→ **EXCERPTED TEXT**
-- begin --

Comment 6: The Commenter states that EPA has failed to meet
applicable statutory and executive order review requirements.
Specifically, the Commenter refers to the statutory and executive
orders for the Paperwork Reduction Act, the Regulatory Flexibility Act
(RFA), Unfunded Mandates Reform Act, and Executive Order 13132
(Federalism). Additionally, the Commenter mentions that EPA has never
analyzed the costs and benefits associated with triggering PSD for
stationary sources in Kentucky, much less nationwide.
Response 6: EPA disagrees with the Commenter's statement that EPA
has failed to meet applicable statutory and executive order review
requirements. As stated in EPA's proposed approval of Kentucky's
December 13, 2010, SIP revision, this action merely approves State law
as meeting Federal requirements and does not impose additional
requirements beyond those imposed by State law. Accordingly, EPA
approval, in and of itself, does not impose any new information
collection burden, as defined in 5 CFR 1320.3(b) and (c), that would
require additional review under the Paperwork Reduction Act. In
addition, this SIP approval will not have a significant economic impact
on a substantial number of small entities, beyond that which would be
required by the State law requirements, so a regulatory flexibility
analysis is not required under the RFA. Accordingly, this rule is
appropriately certified under section 605(b) of the RFA. Moreover, as
this action approves pre-existing requirements under State law and does
not impose any additional enforceable duty beyond that required by
State law, it does not contain any unfunded mandates or significantly
or uniquely affect small governments, such that it
[[Page 81872]]
would be subject to the Unfunded Mandates Reform Act. Finally, this
action does not have federalism implications that would make Executive
Order 13132 applicable because it merely approves a State rule
implementing a Federal standard, and does not alter the relationship or
the distribution of power and responsibilities established in the CAA.

-- end --

Recorded data

-- begin --

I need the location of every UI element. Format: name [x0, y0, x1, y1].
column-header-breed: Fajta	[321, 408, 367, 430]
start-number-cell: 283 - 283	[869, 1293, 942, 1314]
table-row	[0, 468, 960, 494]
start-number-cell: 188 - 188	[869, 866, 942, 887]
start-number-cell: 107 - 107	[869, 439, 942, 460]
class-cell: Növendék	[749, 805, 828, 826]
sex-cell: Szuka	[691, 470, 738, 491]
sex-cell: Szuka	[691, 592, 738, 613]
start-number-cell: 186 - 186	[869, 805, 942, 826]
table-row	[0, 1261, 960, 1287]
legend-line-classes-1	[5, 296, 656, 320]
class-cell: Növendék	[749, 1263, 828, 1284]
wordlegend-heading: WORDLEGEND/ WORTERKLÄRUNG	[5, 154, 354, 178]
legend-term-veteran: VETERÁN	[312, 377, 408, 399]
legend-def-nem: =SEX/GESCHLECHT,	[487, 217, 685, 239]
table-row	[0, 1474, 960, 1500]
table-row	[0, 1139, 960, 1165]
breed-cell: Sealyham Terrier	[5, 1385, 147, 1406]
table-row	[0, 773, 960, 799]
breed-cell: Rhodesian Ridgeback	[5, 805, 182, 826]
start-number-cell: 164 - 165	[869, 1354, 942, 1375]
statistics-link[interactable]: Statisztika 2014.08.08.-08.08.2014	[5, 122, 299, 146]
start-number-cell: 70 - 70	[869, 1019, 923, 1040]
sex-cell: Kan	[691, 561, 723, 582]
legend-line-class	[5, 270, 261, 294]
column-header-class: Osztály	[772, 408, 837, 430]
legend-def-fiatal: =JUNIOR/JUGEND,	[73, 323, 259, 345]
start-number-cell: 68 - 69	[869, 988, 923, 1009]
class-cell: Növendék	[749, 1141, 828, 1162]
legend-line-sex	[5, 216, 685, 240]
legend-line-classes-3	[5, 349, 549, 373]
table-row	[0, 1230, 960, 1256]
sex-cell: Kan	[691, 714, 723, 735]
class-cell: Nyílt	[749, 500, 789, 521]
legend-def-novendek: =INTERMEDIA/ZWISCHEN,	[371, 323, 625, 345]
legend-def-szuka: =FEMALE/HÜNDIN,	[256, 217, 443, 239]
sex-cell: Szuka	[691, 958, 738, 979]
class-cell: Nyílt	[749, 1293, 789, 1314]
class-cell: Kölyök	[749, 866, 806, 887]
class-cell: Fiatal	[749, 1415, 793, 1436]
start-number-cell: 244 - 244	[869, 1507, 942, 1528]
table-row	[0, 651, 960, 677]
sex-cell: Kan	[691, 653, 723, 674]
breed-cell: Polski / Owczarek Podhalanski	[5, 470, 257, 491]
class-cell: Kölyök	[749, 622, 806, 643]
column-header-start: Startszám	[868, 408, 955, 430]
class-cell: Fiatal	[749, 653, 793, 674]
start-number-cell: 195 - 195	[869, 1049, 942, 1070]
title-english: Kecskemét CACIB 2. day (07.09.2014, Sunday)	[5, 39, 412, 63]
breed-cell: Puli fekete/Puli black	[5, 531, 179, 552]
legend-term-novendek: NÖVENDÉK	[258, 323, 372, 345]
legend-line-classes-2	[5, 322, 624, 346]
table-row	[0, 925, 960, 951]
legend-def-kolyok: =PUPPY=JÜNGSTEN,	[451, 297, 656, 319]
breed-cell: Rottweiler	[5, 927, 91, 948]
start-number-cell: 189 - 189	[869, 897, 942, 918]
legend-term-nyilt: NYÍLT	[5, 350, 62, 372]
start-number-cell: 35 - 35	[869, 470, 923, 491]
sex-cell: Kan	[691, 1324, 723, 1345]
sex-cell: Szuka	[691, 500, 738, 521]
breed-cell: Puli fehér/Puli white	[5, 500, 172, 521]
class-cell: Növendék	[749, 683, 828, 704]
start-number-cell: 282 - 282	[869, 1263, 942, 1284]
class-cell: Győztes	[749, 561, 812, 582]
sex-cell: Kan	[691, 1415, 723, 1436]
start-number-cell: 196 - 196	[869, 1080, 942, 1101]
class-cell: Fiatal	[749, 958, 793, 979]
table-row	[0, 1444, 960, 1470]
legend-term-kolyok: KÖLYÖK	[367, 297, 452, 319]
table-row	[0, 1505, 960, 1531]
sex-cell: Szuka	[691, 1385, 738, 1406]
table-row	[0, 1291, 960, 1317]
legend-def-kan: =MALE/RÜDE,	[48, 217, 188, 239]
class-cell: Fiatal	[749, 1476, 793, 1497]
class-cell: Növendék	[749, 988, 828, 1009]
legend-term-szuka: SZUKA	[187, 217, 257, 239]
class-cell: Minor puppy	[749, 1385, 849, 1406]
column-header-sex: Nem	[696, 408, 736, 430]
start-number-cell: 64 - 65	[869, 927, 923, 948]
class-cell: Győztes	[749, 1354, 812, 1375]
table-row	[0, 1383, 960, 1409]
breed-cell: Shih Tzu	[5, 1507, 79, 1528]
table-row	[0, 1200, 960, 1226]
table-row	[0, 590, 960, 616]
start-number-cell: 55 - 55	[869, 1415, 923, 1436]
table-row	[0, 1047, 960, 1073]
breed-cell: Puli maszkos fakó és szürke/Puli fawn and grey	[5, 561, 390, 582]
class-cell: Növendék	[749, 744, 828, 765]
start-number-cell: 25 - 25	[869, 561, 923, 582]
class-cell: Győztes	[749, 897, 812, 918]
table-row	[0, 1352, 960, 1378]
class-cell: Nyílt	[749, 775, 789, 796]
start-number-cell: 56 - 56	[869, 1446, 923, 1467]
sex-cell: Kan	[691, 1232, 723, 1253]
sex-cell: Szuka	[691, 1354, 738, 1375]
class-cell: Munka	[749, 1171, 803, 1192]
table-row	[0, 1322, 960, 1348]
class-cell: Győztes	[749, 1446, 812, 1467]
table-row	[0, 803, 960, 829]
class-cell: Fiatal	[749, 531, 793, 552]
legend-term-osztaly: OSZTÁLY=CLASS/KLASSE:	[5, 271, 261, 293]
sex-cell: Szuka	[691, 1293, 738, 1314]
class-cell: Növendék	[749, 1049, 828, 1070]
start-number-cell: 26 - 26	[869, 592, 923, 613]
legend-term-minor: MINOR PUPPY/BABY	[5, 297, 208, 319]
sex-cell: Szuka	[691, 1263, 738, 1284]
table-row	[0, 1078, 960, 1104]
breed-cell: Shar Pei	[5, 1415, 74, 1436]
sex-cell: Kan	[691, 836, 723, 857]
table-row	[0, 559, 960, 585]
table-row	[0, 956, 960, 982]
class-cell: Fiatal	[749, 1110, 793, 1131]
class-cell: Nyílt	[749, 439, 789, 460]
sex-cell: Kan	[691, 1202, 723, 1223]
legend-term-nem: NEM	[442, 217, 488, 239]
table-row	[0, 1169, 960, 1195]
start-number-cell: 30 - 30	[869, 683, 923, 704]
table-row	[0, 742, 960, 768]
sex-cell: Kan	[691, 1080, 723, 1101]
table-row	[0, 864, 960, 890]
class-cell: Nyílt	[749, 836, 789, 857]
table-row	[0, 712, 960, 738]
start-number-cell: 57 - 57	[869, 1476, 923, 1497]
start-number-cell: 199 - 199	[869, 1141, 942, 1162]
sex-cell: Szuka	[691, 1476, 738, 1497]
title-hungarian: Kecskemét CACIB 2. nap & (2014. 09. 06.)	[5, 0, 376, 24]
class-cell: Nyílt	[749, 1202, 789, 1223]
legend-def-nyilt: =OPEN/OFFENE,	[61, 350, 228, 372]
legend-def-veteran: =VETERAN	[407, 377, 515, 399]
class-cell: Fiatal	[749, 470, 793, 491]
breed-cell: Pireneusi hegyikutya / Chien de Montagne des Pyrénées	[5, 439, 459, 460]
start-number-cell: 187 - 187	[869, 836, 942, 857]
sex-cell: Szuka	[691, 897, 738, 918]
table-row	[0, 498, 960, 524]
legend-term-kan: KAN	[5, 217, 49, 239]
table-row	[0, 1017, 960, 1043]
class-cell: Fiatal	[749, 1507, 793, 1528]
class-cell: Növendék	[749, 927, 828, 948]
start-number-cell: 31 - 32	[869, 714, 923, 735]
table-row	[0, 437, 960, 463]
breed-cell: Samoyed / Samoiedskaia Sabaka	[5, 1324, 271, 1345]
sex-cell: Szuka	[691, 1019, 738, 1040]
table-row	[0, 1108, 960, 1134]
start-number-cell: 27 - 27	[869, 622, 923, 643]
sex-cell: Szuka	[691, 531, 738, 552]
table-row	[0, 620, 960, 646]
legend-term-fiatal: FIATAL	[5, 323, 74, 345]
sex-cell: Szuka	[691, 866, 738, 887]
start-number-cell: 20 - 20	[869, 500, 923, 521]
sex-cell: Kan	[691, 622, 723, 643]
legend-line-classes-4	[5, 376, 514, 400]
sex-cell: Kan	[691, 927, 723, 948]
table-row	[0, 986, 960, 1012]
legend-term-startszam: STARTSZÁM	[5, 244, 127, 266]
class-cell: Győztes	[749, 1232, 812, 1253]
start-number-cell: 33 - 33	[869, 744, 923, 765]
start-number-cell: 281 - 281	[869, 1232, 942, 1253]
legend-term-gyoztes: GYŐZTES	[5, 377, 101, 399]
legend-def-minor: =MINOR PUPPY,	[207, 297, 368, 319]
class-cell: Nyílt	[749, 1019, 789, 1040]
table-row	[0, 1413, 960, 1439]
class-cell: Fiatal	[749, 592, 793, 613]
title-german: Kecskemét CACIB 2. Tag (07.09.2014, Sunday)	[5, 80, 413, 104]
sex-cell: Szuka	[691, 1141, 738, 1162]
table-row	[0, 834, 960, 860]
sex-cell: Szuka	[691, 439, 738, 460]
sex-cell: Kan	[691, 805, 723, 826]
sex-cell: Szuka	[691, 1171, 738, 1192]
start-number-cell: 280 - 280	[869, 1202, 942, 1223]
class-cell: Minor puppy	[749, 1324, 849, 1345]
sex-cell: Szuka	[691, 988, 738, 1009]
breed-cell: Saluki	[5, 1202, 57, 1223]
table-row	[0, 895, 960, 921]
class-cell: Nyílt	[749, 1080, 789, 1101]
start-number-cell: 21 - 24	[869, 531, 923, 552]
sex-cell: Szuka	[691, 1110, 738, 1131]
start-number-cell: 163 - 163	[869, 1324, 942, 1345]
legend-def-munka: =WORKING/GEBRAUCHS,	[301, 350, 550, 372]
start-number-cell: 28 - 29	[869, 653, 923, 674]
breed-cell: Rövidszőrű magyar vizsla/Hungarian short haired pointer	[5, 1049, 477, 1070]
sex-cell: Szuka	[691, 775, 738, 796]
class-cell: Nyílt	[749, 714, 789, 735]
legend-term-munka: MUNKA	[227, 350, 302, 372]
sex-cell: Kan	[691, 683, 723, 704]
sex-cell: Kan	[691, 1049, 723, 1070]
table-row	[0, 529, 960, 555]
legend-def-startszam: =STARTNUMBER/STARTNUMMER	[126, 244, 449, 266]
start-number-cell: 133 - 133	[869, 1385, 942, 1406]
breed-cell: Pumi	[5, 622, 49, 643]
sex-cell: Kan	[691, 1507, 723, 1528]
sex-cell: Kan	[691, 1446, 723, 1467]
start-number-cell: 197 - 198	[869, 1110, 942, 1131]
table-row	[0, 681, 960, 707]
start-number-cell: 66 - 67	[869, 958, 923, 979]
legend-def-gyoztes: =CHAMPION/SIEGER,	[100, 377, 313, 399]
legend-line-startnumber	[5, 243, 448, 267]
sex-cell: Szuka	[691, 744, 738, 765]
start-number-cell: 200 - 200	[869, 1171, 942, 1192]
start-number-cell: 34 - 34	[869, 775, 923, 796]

-- end --

→ **PROBLEM SET**
a - In the EPA comment response, rewrite the stretch from "Specifically, the Commenter" through "much less nationwide.", swapping "stationary sources" for "industrial facilities".
b - According to the EPA comment response, under which section of the RFA is the rule certified?

→ **ANSWERS**
a -
Specifically, the Commenter refers to the statutory and executive
orders for the Paperwork Reduction Act, the Regulatory Flexibility Act
(RFA), Unfunded Mandates Reform Act, and Executive Order 13132
(Federalism). Additionally, the Commenter mentions that EPA has never
analyzed the costs and benefits associated with triggering PSD for
industrial facilities in Kentucky, much less nationwide.

b - Section 605(b) of the RFA.